[START Extracted entries]

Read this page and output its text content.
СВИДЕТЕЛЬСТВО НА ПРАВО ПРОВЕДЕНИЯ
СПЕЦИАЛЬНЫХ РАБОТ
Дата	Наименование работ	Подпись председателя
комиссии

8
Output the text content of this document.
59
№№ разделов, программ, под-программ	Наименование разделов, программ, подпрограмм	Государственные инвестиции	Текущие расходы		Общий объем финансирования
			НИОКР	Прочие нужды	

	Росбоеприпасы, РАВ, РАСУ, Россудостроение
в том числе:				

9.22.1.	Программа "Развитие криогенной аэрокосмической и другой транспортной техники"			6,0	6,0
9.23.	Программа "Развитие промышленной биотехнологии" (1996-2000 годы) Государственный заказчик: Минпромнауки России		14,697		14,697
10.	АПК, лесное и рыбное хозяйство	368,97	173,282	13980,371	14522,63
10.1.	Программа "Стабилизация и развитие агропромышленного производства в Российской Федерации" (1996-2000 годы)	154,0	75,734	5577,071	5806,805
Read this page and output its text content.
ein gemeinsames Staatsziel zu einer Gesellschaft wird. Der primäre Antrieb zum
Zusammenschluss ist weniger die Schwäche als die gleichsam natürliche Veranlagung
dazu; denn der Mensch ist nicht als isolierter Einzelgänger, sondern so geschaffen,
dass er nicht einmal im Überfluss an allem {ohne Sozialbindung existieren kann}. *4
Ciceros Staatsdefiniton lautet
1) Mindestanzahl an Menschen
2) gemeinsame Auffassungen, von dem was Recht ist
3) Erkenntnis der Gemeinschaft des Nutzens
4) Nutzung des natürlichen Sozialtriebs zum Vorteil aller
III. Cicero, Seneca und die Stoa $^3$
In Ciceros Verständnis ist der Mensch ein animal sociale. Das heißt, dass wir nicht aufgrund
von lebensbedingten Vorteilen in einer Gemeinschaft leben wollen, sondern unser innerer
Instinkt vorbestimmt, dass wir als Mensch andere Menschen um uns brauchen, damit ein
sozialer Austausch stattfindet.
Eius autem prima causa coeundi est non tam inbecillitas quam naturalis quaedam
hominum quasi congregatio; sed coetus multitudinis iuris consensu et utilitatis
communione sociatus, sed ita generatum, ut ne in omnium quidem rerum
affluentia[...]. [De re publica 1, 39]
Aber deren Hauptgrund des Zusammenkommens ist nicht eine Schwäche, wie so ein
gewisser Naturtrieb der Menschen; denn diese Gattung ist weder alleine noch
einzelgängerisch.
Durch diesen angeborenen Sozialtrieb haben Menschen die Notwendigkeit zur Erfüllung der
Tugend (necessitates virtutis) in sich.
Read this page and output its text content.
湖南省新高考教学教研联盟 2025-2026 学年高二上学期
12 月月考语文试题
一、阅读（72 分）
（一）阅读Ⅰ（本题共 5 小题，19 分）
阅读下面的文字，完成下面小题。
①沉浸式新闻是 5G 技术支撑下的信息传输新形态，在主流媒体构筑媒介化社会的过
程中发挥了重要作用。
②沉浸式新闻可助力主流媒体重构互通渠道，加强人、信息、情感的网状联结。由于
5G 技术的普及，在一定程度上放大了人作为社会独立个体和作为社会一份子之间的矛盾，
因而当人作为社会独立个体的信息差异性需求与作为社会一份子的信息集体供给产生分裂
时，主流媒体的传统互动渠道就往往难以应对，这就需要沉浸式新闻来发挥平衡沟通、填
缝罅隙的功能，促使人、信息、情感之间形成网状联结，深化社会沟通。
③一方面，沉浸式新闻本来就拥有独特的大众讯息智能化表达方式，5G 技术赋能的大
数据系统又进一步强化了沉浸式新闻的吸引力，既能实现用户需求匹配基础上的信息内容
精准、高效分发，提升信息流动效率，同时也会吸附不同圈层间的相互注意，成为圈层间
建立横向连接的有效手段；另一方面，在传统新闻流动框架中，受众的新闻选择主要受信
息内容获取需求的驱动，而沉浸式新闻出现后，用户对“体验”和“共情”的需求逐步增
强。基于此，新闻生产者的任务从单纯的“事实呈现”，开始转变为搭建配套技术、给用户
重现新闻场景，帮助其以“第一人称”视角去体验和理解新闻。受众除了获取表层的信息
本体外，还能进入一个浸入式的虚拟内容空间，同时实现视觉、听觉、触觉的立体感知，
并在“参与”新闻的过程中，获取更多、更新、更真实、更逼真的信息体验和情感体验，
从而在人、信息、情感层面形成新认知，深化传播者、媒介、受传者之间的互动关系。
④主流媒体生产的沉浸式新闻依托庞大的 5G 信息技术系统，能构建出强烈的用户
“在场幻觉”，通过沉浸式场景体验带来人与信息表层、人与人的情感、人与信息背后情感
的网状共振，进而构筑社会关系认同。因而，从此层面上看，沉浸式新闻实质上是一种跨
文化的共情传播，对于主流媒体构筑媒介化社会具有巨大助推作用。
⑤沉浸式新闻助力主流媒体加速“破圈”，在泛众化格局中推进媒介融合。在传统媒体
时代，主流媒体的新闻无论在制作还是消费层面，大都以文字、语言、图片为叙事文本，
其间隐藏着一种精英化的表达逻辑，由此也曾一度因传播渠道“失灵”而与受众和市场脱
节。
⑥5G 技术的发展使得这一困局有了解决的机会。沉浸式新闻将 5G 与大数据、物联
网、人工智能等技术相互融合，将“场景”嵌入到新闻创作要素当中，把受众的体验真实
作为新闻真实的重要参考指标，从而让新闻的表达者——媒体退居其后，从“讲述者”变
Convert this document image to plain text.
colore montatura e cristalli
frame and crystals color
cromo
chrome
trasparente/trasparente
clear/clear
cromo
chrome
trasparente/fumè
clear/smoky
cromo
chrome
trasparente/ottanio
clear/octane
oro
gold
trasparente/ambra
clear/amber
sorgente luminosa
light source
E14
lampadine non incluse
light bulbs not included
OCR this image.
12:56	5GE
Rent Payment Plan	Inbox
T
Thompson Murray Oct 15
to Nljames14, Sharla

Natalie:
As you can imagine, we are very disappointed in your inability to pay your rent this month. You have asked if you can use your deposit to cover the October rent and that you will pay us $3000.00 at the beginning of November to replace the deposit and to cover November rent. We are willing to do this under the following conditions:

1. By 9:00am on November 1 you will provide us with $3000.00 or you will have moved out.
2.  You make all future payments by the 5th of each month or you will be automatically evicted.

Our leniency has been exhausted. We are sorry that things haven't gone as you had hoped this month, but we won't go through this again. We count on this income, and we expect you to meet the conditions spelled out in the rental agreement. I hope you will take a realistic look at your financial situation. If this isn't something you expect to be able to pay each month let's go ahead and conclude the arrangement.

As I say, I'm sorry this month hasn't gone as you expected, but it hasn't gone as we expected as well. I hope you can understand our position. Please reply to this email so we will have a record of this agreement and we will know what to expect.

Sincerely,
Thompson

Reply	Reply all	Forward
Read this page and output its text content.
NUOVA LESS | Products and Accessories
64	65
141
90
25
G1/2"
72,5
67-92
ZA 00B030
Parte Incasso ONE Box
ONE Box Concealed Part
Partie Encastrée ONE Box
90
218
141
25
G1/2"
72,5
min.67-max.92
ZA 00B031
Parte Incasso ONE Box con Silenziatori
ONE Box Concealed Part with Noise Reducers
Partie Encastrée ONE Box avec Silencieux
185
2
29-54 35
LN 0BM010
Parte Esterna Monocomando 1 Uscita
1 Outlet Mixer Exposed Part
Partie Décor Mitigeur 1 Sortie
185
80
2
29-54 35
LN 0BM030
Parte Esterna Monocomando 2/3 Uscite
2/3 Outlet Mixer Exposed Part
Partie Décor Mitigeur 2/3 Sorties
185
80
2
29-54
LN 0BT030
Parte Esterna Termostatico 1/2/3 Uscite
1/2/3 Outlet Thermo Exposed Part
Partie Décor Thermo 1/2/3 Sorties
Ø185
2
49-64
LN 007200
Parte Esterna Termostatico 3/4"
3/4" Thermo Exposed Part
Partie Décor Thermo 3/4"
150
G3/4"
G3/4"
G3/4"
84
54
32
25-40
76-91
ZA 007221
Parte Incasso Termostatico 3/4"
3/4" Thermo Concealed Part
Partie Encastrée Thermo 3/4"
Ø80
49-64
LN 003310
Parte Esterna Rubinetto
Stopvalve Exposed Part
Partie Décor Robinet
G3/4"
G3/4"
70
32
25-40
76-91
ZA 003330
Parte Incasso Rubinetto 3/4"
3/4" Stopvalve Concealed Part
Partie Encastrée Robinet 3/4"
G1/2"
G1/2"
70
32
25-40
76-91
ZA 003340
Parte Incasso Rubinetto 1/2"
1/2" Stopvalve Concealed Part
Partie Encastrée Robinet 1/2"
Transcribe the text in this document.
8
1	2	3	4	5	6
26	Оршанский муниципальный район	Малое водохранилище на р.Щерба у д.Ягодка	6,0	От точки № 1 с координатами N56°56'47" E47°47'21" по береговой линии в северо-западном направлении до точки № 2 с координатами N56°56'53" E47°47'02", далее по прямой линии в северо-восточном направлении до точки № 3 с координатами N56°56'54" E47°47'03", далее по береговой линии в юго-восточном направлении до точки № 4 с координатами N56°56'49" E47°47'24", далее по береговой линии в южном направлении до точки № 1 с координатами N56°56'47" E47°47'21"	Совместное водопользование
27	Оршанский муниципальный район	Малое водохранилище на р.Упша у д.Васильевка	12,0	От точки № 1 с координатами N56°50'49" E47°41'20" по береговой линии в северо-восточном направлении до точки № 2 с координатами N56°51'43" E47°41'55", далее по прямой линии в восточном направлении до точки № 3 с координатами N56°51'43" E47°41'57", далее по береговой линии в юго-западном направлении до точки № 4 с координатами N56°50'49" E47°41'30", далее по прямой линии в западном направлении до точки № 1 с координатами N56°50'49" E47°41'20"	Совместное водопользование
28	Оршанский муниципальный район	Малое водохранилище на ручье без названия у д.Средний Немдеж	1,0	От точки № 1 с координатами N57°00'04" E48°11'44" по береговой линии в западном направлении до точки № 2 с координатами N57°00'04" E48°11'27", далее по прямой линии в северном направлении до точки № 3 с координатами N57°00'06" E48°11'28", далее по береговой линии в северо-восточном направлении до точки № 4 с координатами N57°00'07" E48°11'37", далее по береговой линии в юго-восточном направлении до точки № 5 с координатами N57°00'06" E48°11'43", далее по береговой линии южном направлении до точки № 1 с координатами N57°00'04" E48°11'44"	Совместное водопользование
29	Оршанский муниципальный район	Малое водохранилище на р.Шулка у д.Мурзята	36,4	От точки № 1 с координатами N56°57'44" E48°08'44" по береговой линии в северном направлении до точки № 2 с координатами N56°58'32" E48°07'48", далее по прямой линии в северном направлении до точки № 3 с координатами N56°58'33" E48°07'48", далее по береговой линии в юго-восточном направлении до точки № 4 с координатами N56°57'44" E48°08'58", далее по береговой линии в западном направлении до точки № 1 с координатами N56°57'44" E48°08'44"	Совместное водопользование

[END Extracted entries]

Every line containing the string "document" must be listed.

Output the text content of this document.
Convert this document image to plain text.
Transcribe the text in this document.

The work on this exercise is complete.